-- start Supplied data --

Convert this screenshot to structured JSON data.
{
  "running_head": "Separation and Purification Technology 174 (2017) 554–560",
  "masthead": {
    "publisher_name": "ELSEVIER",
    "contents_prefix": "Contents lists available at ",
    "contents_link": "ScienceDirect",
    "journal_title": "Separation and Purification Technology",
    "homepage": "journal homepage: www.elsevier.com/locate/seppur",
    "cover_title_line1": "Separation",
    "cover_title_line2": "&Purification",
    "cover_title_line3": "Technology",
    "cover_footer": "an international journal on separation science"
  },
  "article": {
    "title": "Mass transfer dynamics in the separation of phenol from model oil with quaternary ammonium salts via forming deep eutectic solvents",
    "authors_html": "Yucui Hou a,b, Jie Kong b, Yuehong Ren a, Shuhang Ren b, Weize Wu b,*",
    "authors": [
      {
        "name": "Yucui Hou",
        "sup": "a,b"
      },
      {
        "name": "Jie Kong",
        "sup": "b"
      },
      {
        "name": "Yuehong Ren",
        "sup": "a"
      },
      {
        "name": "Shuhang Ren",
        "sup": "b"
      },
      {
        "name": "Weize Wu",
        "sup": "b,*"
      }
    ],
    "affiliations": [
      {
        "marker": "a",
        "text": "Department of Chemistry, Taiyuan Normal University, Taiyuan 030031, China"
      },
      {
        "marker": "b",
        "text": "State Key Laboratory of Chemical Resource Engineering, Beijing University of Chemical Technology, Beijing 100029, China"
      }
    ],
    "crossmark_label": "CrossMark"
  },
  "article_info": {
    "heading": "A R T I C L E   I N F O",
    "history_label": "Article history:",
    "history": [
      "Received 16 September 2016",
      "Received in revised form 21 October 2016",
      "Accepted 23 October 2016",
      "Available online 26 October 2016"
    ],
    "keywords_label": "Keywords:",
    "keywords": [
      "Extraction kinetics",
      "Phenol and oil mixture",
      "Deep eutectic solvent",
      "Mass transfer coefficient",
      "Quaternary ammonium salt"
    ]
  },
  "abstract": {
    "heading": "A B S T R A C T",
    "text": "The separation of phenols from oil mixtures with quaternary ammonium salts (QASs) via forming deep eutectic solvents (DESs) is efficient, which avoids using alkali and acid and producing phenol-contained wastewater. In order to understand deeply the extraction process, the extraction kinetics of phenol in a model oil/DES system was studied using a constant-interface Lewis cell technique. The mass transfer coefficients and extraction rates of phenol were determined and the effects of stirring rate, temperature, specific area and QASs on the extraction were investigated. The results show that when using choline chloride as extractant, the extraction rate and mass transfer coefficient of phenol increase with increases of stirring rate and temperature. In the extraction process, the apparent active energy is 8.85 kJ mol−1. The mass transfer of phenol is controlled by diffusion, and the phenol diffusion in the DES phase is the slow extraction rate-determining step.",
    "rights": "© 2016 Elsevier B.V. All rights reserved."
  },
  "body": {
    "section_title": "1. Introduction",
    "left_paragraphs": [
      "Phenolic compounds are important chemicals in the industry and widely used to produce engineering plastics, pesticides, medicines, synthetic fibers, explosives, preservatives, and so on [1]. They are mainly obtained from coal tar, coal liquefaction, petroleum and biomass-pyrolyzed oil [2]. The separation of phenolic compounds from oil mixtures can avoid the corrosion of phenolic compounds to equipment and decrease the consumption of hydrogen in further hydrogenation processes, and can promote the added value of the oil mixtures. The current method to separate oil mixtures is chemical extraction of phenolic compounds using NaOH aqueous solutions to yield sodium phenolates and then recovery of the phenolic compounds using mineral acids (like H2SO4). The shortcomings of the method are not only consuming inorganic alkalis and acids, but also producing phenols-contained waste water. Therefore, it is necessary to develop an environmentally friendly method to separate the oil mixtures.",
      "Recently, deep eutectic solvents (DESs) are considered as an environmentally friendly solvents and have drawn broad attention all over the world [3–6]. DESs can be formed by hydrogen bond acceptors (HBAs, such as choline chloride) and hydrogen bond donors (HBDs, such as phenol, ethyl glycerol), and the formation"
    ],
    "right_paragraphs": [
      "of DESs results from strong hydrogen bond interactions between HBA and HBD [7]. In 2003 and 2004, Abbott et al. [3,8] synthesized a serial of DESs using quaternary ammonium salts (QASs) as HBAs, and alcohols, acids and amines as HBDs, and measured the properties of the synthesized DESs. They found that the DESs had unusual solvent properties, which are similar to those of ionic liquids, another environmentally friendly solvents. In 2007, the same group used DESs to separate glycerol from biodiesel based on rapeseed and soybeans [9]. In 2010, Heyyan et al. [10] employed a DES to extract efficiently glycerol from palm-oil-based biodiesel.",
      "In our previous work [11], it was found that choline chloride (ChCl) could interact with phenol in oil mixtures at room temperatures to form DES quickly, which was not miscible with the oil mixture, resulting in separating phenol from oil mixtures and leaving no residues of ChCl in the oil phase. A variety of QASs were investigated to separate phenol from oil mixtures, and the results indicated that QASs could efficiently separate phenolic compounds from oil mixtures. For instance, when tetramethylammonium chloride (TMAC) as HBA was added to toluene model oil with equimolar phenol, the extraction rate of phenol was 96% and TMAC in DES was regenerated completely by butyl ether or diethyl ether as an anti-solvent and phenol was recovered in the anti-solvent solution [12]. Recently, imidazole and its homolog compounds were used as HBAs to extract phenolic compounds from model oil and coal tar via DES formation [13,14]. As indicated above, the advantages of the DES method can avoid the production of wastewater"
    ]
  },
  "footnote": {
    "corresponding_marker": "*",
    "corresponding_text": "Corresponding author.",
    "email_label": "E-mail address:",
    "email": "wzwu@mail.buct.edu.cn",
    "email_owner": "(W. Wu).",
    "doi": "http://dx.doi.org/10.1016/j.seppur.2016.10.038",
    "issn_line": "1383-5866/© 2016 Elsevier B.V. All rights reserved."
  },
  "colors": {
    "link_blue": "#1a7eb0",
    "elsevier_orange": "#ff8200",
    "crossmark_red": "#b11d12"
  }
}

-- end Supplied data --

• _What you have to do_:
Output the records exactly, including every line.

• _In response_:
Convert this screenshot to structured JSON data.
{
  "running_head": "Separation and Purification Technology 174 (2017) 554–560",
  "masthead": {
    "publisher_name": "ELSEVIER",
    "contents_prefix": "Contents lists available at ",
    "contents_link": "ScienceDirect",
    "journal_title": "Separation and Purification Technology",
    "homepage": "journal homepage: www.elsevier.com/locate/seppur",
    "cover_title_line1": "Separation",
    "cover_title_line2": "&Purification",
    "cover_title_line3": "Technology",
    "cover_footer": "an international journal on separation science"
  },
  "article": {
    "title": "Mass transfer dynamics in the separation of phenol from model oil with quaternary ammonium salts via forming deep eutectic solvents",
    "authors_html": "Yucui Hou a,b, Jie Kong b, Yuehong Ren a, Shuhang Ren b, Weize Wu b,*",
    "authors": [
      {
        "name": "Yucui Hou",
        "sup": "a,b"
      },
      {
        "name": "Jie Kong",
        "sup": "b"
      },
      {
        "name": "Yuehong Ren",
        "sup": "a"
      },
      {
        "name": "Shuhang Ren",
        "sup": "b"
      },
      {
        "name": "Weize Wu",
        "sup": "b,*"
      }
    ],
    "affiliations": [
      {
        "marker": "a",
        "text": "Department of Chemistry, Taiyuan Normal University, Taiyuan 030031, China"
      },
      {
        "marker": "b",
        "text": "State Key Laboratory of Chemical Resource Engineering, Beijing University of Chemical Technology, Beijing 100029, China"
      }
    ],
    "crossmark_label": "CrossMark"
  },
  "article_info": {
    "heading": "A R T I C L E   I N F O",
    "history_label": "Article history:",
    "history": [
      "Received 16 September 2016",
      "Received in revised form 21 October 2016",
      "Accepted 23 October 2016",
      "Available online 26 October 2016"
    ],
    "keywords_label": "Keywords:",
    "keywords": [
      "Extraction kinetics",
      "Phenol and oil mixture",
      "Deep eutectic solvent",
      "Mass transfer coefficient",
      "Quaternary ammonium salt"
    ]
  },
  "abstract": {
    "heading": "A B S T R A C T",
    "text": "The separation of phenols from oil mixtures with quaternary ammonium salts (QASs) via forming deep eutectic solvents (DESs) is efficient, which avoids using alkali and acid and producing phenol-contained wastewater. In order to understand deeply the extraction process, the extraction kinetics of phenol in a model oil/DES system was studied using a constant-interface Lewis cell technique. The mass transfer coefficients and extraction rates of phenol were determined and the effects of stirring rate, temperature, specific area and QASs on the extraction were investigated. The results show that when using choline chloride as extractant, the extraction rate and mass transfer coefficient of phenol increase with increases of stirring rate and temperature. In the extraction process, the apparent active energy is 8.85 kJ mol−1. The mass transfer of phenol is controlled by diffusion, and the phenol diffusion in the DES phase is the slow extraction rate-determining step.",
    "rights": "© 2016 Elsevier B.V. All rights reserved."
  },
  "body": {
    "section_title": "1. Introduction",
    "left_paragraphs": [
      "Phenolic compounds are important chemicals in the industry and widely used to produce engineering plastics, pesticides, medicines, synthetic fibers, explosives, preservatives, and so on [1]. They are mainly obtained from coal tar, coal liquefaction, petroleum and biomass-pyrolyzed oil [2]. The separation of phenolic compounds from oil mixtures can avoid the corrosion of phenolic compounds to equipment and decrease the consumption of hydrogen in further hydrogenation processes, and can promote the added value of the oil mixtures. The current method to separate oil mixtures is chemical extraction of phenolic compounds using NaOH aqueous solutions to yield sodium phenolates and then recovery of the phenolic compounds using mineral acids (like H2SO4). The shortcomings of the method are not only consuming inorganic alkalis and acids, but also producing phenols-contained waste water. Therefore, it is necessary to develop an environmentally friendly method to separate the oil mixtures.",
      "Recently, deep eutectic solvents (DESs) are considered as an environmentally friendly solvents and have drawn broad attention all over the world [3–6]. DESs can be formed by hydrogen bond acceptors (HBAs, such as choline chloride) and hydrogen bond donors (HBDs, such as phenol, ethyl glycerol), and the formation"
    ],
    "right_paragraphs": [
      "of DESs results from strong hydrogen bond interactions between HBA and HBD [7]. In 2003 and 2004, Abbott et al. [3,8] synthesized a serial of DESs using quaternary ammonium salts (QASs) as HBAs, and alcohols, acids and amines as HBDs, and measured the properties of the synthesized DESs. They found that the DESs had unusual solvent properties, which are similar to those of ionic liquids, another environmentally friendly solvents. In 2007, the same group used DESs to separate glycerol from biodiesel based on rapeseed and soybeans [9]. In 2010, Heyyan et al. [10] employed a DES to extract efficiently glycerol from palm-oil-based biodiesel.",
      "In our previous work [11], it was found that choline chloride (ChCl) could interact with phenol in oil mixtures at room temperatures to form DES quickly, which was not miscible with the oil mixture, resulting in separating phenol from oil mixtures and leaving no residues of ChCl in the oil phase. A variety of QASs were investigated to separate phenol from oil mixtures, and the results indicated that QASs could efficiently separate phenolic compounds from oil mixtures. For instance, when tetramethylammonium chloride (TMAC) as HBA was added to toluene model oil with equimolar phenol, the extraction rate of phenol was 96% and TMAC in DES was regenerated completely by butyl ether or diethyl ether as an anti-solvent and phenol was recovered in the anti-solvent solution [12]. Recently, imidazole and its homolog compounds were used as HBAs to extract phenolic compounds from model oil and coal tar via DES formation [13,14]. As indicated above, the advantages of the DES method can avoid the production of wastewater"
    ]
  },
  "footnote": {
    "corresponding_marker": "*",
    "corresponding_text": "Corresponding author.",
    "email_label": "E-mail address:",
    "email": "wzwu@mail.buct.edu.cn",
    "email_owner": "(W. Wu).",
    "doi": "http://dx.doi.org/10.1016/j.seppur.2016.10.038",
    "issn_line": "1383-5866/© 2016 Elsevier B.V. All rights reserved."
  },
  "colors": {
    "link_blue": "#1a7eb0",
    "elsevier_orange": "#ff8200",
    "crossmark_red": "#b11d12"
  }
}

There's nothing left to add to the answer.